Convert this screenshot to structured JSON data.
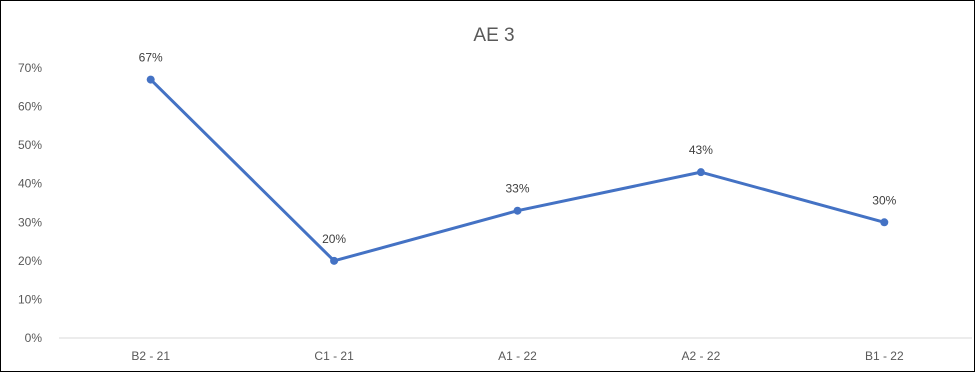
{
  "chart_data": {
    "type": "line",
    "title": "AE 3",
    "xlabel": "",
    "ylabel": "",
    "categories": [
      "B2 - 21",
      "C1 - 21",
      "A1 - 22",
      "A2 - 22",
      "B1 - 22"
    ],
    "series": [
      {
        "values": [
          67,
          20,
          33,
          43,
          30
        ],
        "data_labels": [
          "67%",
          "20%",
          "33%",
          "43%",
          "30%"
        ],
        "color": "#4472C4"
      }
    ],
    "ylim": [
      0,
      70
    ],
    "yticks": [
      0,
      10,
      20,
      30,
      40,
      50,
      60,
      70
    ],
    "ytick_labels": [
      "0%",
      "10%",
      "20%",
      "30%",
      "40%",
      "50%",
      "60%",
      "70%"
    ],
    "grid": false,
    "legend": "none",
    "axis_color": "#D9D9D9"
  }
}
...
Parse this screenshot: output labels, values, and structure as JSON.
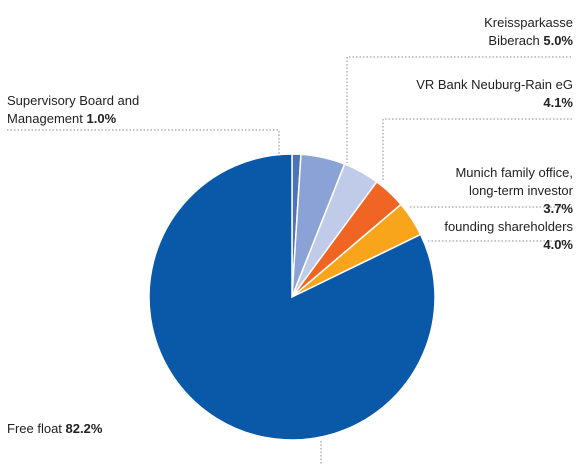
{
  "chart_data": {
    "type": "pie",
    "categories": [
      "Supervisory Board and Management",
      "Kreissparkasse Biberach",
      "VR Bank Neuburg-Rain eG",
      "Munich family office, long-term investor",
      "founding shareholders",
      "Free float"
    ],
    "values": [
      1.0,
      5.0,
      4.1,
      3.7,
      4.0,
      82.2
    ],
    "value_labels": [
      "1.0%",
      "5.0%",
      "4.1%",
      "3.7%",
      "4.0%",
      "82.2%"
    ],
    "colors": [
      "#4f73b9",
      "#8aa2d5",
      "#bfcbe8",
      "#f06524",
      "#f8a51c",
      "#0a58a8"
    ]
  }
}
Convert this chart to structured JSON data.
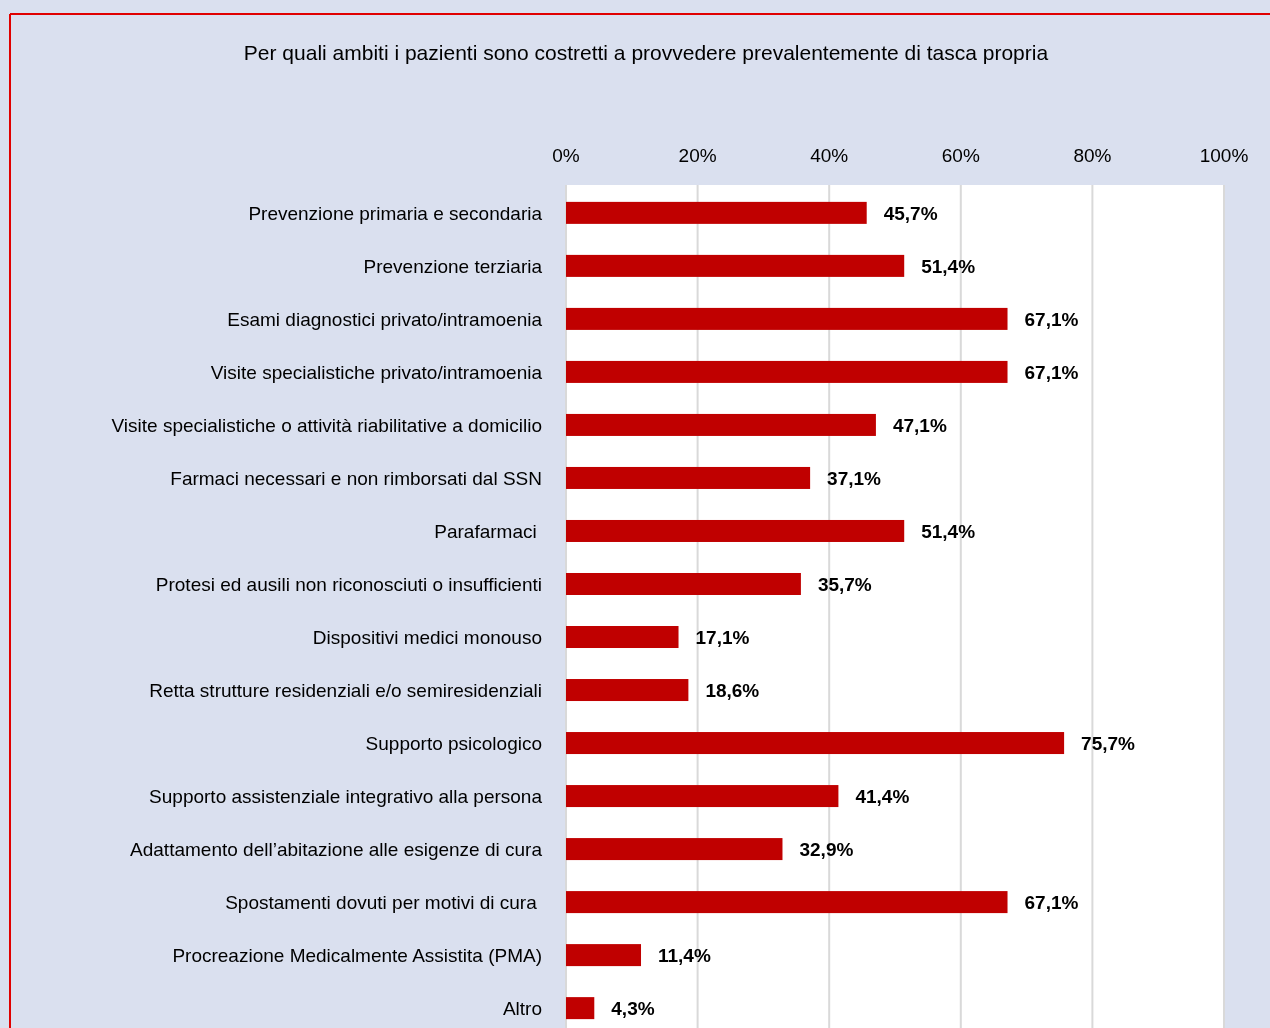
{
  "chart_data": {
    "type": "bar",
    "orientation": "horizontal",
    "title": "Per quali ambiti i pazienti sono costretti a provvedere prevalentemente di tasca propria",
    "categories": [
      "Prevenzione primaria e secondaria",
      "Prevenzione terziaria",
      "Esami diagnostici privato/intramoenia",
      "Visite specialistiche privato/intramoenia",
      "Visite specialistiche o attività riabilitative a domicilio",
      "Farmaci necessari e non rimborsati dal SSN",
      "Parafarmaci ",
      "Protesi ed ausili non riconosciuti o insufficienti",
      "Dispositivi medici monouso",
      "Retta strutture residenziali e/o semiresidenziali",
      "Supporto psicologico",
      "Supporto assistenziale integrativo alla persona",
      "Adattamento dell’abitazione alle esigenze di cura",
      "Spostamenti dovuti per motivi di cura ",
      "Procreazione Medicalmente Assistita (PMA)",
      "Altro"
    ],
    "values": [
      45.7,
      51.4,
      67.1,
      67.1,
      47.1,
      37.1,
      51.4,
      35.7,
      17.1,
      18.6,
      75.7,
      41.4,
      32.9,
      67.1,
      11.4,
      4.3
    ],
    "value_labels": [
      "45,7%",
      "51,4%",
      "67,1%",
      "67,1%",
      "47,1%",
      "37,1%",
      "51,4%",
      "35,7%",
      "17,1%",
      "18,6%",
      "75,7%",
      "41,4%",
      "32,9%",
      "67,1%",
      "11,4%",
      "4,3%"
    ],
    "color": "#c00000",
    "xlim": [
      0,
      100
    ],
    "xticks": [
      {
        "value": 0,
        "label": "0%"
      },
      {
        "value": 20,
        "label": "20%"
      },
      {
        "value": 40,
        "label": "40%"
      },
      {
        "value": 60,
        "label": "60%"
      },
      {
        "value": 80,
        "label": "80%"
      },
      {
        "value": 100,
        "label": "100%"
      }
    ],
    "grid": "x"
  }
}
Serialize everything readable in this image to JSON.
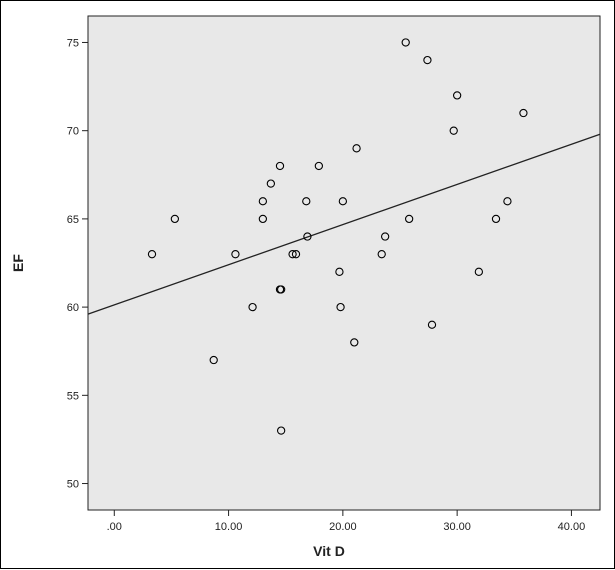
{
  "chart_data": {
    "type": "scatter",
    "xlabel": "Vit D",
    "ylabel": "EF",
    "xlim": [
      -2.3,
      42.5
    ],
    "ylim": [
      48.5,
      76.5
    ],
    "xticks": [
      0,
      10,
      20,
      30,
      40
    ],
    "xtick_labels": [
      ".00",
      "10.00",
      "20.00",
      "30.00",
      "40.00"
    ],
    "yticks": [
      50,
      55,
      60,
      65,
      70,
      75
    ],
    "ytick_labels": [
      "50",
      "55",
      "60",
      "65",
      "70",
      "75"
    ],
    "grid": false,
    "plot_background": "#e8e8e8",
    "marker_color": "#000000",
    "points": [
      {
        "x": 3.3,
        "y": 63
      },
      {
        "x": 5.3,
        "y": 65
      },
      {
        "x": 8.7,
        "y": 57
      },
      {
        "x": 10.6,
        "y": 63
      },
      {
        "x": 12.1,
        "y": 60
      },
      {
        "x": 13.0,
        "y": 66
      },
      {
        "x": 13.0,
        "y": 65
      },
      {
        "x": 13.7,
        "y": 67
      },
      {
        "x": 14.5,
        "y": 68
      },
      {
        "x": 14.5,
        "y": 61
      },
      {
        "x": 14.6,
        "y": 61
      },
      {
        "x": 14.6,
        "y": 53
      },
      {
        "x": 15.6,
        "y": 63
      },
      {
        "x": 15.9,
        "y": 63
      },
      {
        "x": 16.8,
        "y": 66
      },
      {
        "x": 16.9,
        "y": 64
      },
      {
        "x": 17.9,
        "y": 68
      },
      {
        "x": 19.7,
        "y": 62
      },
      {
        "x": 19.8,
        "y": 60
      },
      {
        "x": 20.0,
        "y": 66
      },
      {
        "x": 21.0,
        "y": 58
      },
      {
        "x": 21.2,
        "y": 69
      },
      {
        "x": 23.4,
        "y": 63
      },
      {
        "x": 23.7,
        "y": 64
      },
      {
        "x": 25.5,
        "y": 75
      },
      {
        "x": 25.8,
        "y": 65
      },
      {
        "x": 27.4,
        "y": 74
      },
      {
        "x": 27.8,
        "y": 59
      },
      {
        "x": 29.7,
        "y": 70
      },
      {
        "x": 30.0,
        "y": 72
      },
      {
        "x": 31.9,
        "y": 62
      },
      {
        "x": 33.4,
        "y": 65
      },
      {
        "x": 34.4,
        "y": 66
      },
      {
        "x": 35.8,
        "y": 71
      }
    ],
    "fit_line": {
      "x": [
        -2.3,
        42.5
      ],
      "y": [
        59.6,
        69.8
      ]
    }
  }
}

▸ Task prompt:
Go through the entries above and copy every line containing "cura".

▸ Expected answer:
      "Adattamento dell’abitazione alle esigenze di cura",
      "Spostamenti dovuti per motivi di cura ",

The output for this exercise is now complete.